**To do**
Write every line out verbatim and omit the pictures.
Start of Supplied data
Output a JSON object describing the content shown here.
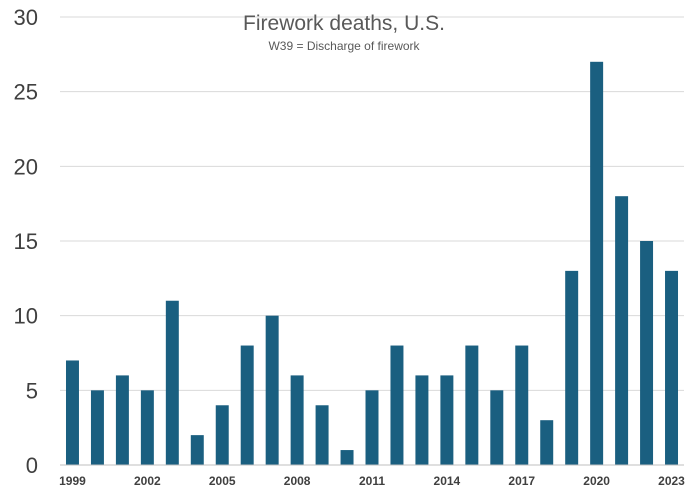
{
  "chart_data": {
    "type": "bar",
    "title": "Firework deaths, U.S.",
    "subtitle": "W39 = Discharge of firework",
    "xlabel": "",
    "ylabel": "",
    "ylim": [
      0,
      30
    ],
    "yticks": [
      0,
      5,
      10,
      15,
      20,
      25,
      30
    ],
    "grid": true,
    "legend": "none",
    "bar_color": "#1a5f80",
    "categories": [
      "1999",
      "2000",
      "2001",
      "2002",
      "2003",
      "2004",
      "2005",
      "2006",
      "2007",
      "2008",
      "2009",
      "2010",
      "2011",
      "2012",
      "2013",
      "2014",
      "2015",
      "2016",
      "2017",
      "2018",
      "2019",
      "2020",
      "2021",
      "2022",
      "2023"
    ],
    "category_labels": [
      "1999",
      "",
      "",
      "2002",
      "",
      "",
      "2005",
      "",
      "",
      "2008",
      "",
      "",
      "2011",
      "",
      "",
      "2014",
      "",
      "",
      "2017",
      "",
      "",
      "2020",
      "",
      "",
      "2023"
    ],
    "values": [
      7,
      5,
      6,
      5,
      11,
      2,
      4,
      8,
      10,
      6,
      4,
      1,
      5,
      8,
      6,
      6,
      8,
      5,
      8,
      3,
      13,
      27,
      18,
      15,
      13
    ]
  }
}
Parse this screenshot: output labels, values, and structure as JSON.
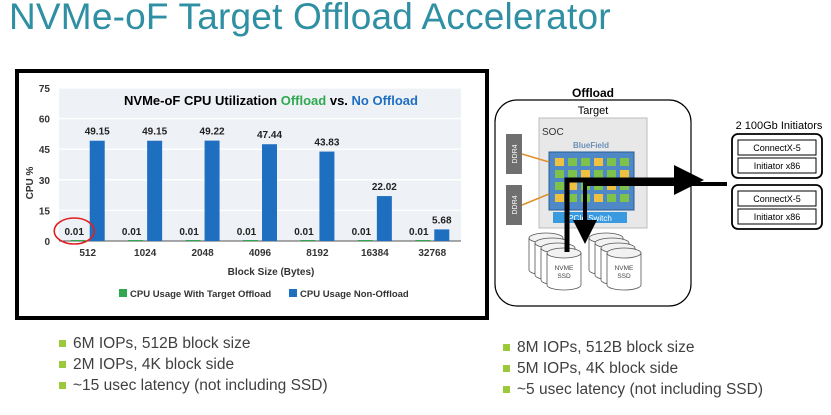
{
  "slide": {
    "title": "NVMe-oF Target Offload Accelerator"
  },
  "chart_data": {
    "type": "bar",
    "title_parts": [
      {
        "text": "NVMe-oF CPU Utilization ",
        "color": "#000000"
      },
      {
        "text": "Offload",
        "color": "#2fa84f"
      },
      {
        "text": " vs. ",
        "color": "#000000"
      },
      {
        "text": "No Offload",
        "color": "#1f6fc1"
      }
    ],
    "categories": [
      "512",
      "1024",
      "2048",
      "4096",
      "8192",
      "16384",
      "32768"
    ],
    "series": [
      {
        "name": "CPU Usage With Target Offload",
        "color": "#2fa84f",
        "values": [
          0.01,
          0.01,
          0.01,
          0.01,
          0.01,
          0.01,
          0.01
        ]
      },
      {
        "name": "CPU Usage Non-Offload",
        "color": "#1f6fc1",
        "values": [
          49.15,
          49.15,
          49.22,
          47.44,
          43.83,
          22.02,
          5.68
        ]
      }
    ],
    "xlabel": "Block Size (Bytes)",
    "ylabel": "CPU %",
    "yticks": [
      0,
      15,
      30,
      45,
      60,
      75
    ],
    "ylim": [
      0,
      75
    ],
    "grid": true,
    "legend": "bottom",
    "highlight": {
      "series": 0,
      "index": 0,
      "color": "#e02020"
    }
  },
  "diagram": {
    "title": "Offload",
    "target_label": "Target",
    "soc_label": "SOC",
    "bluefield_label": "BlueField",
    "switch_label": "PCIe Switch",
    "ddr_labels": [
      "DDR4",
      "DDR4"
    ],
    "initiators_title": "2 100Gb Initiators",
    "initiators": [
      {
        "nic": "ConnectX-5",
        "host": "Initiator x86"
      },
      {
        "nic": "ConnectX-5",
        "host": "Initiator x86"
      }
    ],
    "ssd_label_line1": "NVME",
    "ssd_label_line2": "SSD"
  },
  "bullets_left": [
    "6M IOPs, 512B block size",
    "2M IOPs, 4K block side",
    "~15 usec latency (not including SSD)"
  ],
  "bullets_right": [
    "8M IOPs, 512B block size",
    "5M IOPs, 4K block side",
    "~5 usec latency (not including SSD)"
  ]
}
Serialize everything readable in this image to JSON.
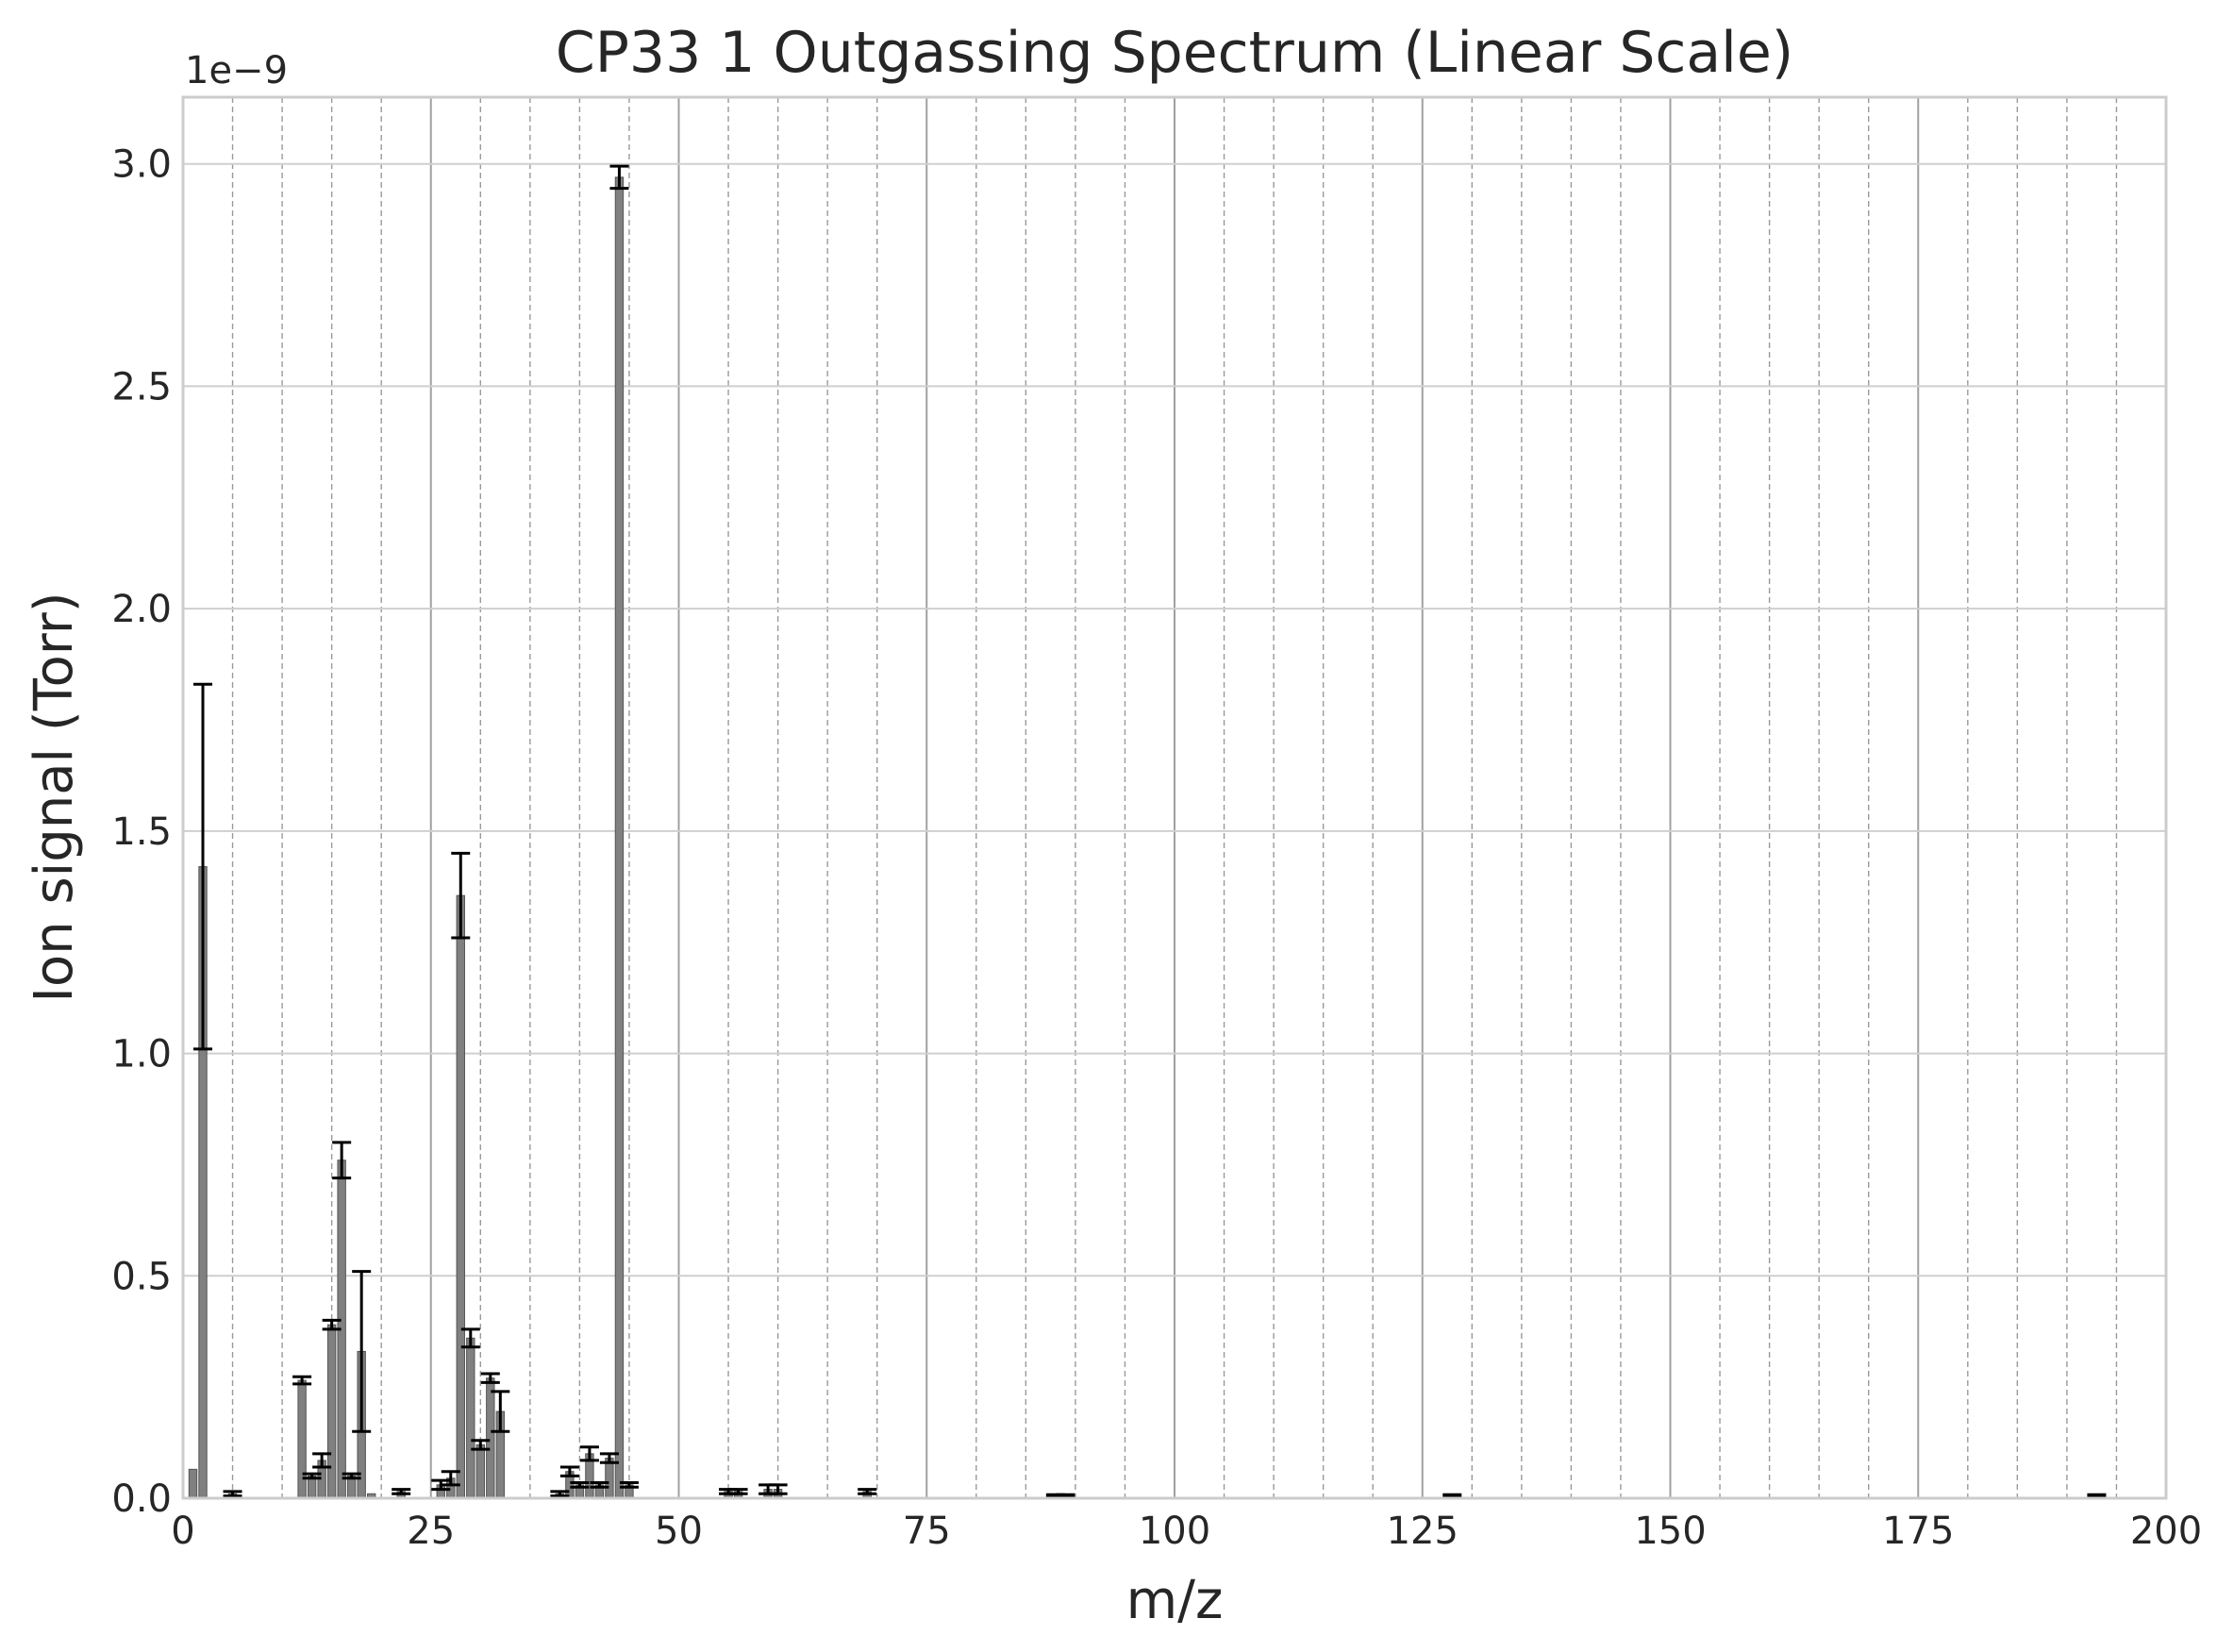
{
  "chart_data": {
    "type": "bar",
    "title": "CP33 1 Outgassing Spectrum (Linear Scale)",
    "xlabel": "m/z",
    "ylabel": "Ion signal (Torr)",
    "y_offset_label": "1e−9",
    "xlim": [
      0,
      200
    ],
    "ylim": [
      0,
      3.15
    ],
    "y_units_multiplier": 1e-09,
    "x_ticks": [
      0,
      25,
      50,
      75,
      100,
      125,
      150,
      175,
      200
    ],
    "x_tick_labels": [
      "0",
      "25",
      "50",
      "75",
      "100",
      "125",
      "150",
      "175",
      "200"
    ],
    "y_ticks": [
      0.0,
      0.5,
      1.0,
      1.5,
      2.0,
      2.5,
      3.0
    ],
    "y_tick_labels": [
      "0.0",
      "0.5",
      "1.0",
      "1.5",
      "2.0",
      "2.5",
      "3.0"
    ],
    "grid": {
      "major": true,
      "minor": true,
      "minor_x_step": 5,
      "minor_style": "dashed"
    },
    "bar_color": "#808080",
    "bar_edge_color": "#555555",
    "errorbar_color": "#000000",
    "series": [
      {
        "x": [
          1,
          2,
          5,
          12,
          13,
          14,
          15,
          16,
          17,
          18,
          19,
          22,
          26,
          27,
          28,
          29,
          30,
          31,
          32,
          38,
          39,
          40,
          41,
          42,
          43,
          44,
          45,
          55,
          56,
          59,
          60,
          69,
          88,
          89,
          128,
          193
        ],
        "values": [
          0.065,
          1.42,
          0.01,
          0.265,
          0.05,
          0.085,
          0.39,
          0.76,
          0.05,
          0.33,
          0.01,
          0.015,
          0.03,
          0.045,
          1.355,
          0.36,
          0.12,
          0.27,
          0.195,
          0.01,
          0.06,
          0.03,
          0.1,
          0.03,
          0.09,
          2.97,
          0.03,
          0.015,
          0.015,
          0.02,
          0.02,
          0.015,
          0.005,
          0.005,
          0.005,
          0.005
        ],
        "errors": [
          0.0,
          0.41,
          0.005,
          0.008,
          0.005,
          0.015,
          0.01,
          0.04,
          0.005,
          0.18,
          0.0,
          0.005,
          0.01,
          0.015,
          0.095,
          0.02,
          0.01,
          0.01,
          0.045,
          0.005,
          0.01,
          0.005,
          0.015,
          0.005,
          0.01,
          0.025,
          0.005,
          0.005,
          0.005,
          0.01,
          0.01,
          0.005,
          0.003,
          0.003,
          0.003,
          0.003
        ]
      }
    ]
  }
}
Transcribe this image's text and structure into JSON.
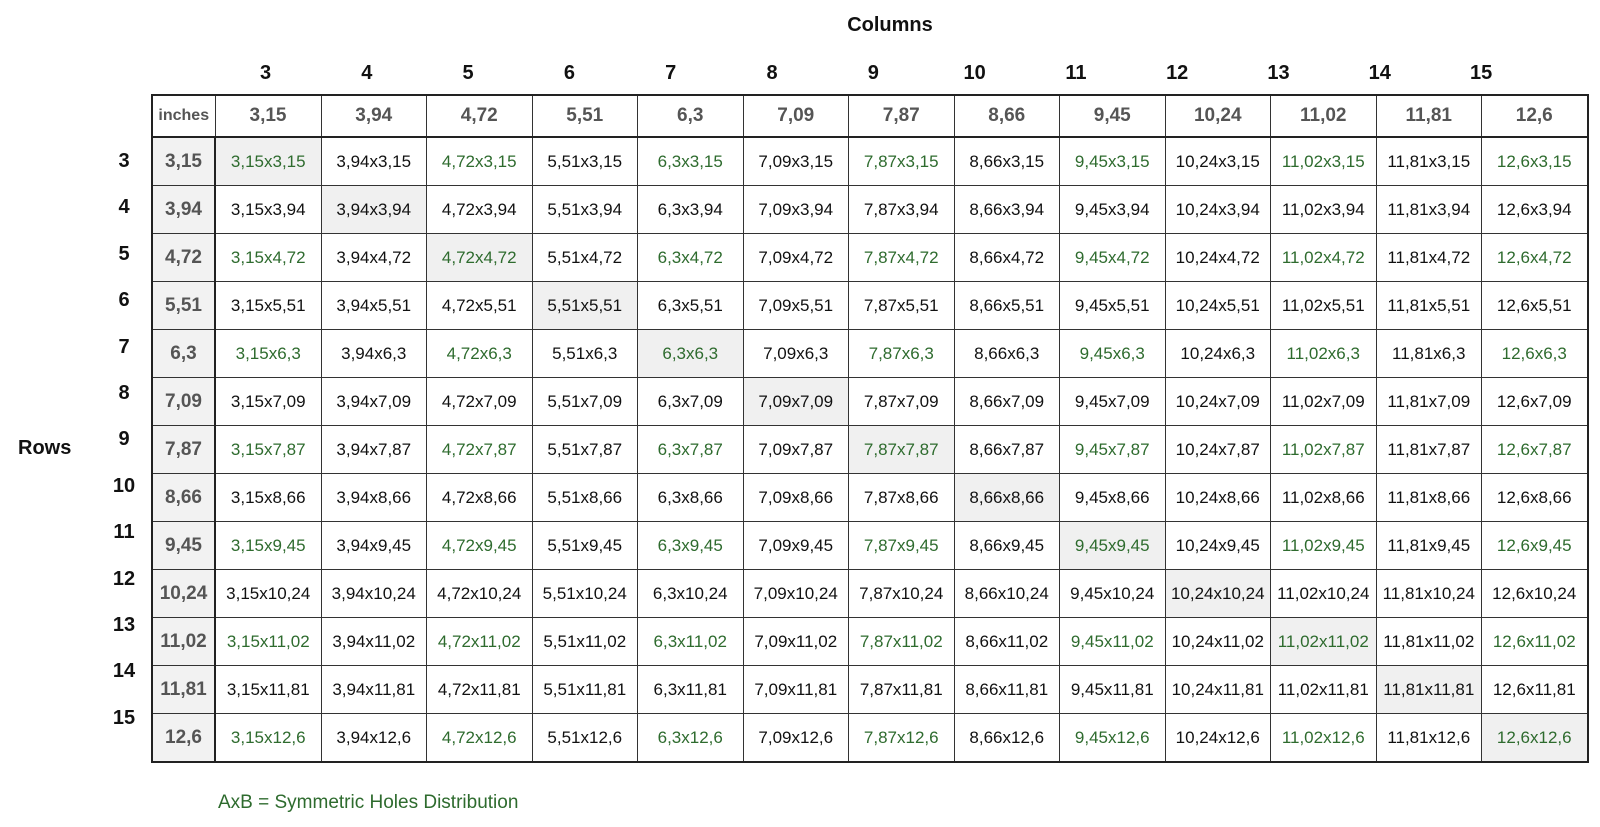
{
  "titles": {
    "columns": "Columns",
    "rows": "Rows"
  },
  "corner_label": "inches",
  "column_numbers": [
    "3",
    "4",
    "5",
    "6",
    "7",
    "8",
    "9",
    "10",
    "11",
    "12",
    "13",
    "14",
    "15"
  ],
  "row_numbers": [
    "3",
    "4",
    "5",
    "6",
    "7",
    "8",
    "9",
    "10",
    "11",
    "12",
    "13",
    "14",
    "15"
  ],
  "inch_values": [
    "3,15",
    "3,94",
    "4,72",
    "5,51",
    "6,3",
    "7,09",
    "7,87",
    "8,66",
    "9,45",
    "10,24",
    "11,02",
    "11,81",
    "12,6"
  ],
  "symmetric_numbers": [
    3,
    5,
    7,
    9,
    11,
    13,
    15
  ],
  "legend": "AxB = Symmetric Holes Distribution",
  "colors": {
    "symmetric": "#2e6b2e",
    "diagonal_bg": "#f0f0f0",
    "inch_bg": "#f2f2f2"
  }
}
End of Supplied data
**Task result**
Output a JSON object describing the content shown here.
{
  "chart_data": {
    "type": "bar",
    "title": "Firework deaths, U.S.",
    "subtitle": "W39 = Discharge of firework",
    "xlabel": "",
    "ylabel": "",
    "ylim": [
      0,
      30
    ],
    "yticks": [
      0,
      5,
      10,
      15,
      20,
      25,
      30
    ],
    "grid": true,
    "legend": "none",
    "bar_color": "#1a5f80",
    "categories": [
      "1999",
      "2000",
      "2001",
      "2002",
      "2003",
      "2004",
      "2005",
      "2006",
      "2007",
      "2008",
      "2009",
      "2010",
      "2011",
      "2012",
      "2013",
      "2014",
      "2015",
      "2016",
      "2017",
      "2018",
      "2019",
      "2020",
      "2021",
      "2022",
      "2023"
    ],
    "category_labels": [
      "1999",
      "",
      "",
      "2002",
      "",
      "",
      "2005",
      "",
      "",
      "2008",
      "",
      "",
      "2011",
      "",
      "",
      "2014",
      "",
      "",
      "2017",
      "",
      "",
      "2020",
      "",
      "",
      "2023"
    ],
    "values": [
      7,
      5,
      6,
      5,
      11,
      2,
      4,
      8,
      10,
      6,
      4,
      1,
      5,
      8,
      6,
      6,
      8,
      5,
      8,
      3,
      13,
      27,
      18,
      15,
      13
    ]
  }
}
Parse this screenshot: output labels, values, and structure as JSON.
{
  "slide": {
    "title": "NVMe-oF Target Offload Accelerator"
  },
  "chart_data": {
    "type": "bar",
    "title_parts": [
      {
        "text": "NVMe-oF CPU Utilization ",
        "color": "#000000"
      },
      {
        "text": "Offload",
        "color": "#2fa84f"
      },
      {
        "text": " vs. ",
        "color": "#000000"
      },
      {
        "text": "No Offload",
        "color": "#1f6fc1"
      }
    ],
    "categories": [
      "512",
      "1024",
      "2048",
      "4096",
      "8192",
      "16384",
      "32768"
    ],
    "series": [
      {
        "name": "CPU Usage With Target Offload",
        "color": "#2fa84f",
        "values": [
          0.01,
          0.01,
          0.01,
          0.01,
          0.01,
          0.01,
          0.01
        ]
      },
      {
        "name": "CPU Usage Non-Offload",
        "color": "#1f6fc1",
        "values": [
          49.15,
          49.15,
          49.22,
          47.44,
          43.83,
          22.02,
          5.68
        ]
      }
    ],
    "xlabel": "Block Size (Bytes)",
    "ylabel": "CPU %",
    "yticks": [
      0,
      15,
      30,
      45,
      60,
      75
    ],
    "ylim": [
      0,
      75
    ],
    "grid": true,
    "legend": "bottom",
    "highlight": {
      "series": 0,
      "index": 0,
      "color": "#e02020"
    }
  },
  "diagram": {
    "title": "Offload",
    "target_label": "Target",
    "soc_label": "SOC",
    "bluefield_label": "BlueField",
    "switch_label": "PCIe Switch",
    "ddr_labels": [
      "DDR4",
      "DDR4"
    ],
    "initiators_title": "2 100Gb Initiators",
    "initiators": [
      {
        "nic": "ConnectX-5",
        "host": "Initiator x86"
      },
      {
        "nic": "ConnectX-5",
        "host": "Initiator x86"
      }
    ],
    "ssd_label_line1": "NVME",
    "ssd_label_line2": "SSD"
  },
  "bullets_left": [
    "6M IOPs, 512B block size",
    "2M IOPs, 4K block side",
    "~15 usec latency (not including SSD)"
  ],
  "bullets_right": [
    "8M IOPs, 512B block size",
    "5M IOPs, 4K block side",
    "~5 usec latency (not including SSD)"
  ]
}
Serialize everything readable in this image to JSON.
{
  "chart_data": {
    "type": "bar",
    "title": "CP33 1 Outgassing Spectrum (Linear Scale)",
    "xlabel": "m/z",
    "ylabel": "Ion signal (Torr)",
    "y_offset_label": "1e−9",
    "xlim": [
      0,
      200
    ],
    "ylim": [
      0,
      3.15
    ],
    "y_units_multiplier": 1e-09,
    "x_ticks": [
      0,
      25,
      50,
      75,
      100,
      125,
      150,
      175,
      200
    ],
    "x_tick_labels": [
      "0",
      "25",
      "50",
      "75",
      "100",
      "125",
      "150",
      "175",
      "200"
    ],
    "y_ticks": [
      0.0,
      0.5,
      1.0,
      1.5,
      2.0,
      2.5,
      3.0
    ],
    "y_tick_labels": [
      "0.0",
      "0.5",
      "1.0",
      "1.5",
      "2.0",
      "2.5",
      "3.0"
    ],
    "grid": {
      "major": true,
      "minor": true,
      "minor_x_step": 5,
      "minor_style": "dashed"
    },
    "bar_color": "#808080",
    "bar_edge_color": "#555555",
    "errorbar_color": "#000000",
    "series": [
      {
        "x": [
          1,
          2,
          5,
          12,
          13,
          14,
          15,
          16,
          17,
          18,
          19,
          22,
          26,
          27,
          28,
          29,
          30,
          31,
          32,
          38,
          39,
          40,
          41,
          42,
          43,
          44,
          45,
          55,
          56,
          59,
          60,
          69,
          88,
          89,
          128,
          193
        ],
        "values": [
          0.065,
          1.42,
          0.01,
          0.265,
          0.05,
          0.085,
          0.39,
          0.76,
          0.05,
          0.33,
          0.01,
          0.015,
          0.03,
          0.045,
          1.355,
          0.36,
          0.12,
          0.27,
          0.195,
          0.01,
          0.06,
          0.03,
          0.1,
          0.03,
          0.09,
          2.97,
          0.03,
          0.015,
          0.015,
          0.02,
          0.02,
          0.015,
          0.005,
          0.005,
          0.005,
          0.005
        ],
        "errors": [
          0.0,
          0.41,
          0.005,
          0.008,
          0.005,
          0.015,
          0.01,
          0.04,
          0.005,
          0.18,
          0.0,
          0.005,
          0.01,
          0.015,
          0.095,
          0.02,
          0.01,
          0.01,
          0.045,
          0.005,
          0.01,
          0.005,
          0.015,
          0.005,
          0.01,
          0.025,
          0.005,
          0.005,
          0.005,
          0.01,
          0.01,
          0.005,
          0.003,
          0.003,
          0.003,
          0.003
        ]
      }
    ]
  }
}
Transcribe this image's text and structure into JSON.
{
  "titles": {
    "columns": "Columns",
    "rows": "Rows"
  },
  "corner_label": "inches",
  "column_numbers": [
    "3",
    "4",
    "5",
    "6",
    "7",
    "8",
    "9",
    "10",
    "11",
    "12",
    "13",
    "14",
    "15"
  ],
  "row_numbers": [
    "3",
    "4",
    "5",
    "6",
    "7",
    "8",
    "9",
    "10",
    "11",
    "12",
    "13",
    "14",
    "15"
  ],
  "inch_values": [
    "3,15",
    "3,94",
    "4,72",
    "5,51",
    "6,3",
    "7,09",
    "7,87",
    "8,66",
    "9,45",
    "10,24",
    "11,02",
    "11,81",
    "12,6"
  ],
  "symmetric_numbers": [
    3,
    5,
    7,
    9,
    11,
    13,
    15
  ],
  "legend": "AxB = Symmetric Holes Distribution",
  "colors": {
    "symmetric": "#2e6b2e",
    "diagonal_bg": "#f0f0f0",
    "inch_bg": "#f2f2f2"
  }
}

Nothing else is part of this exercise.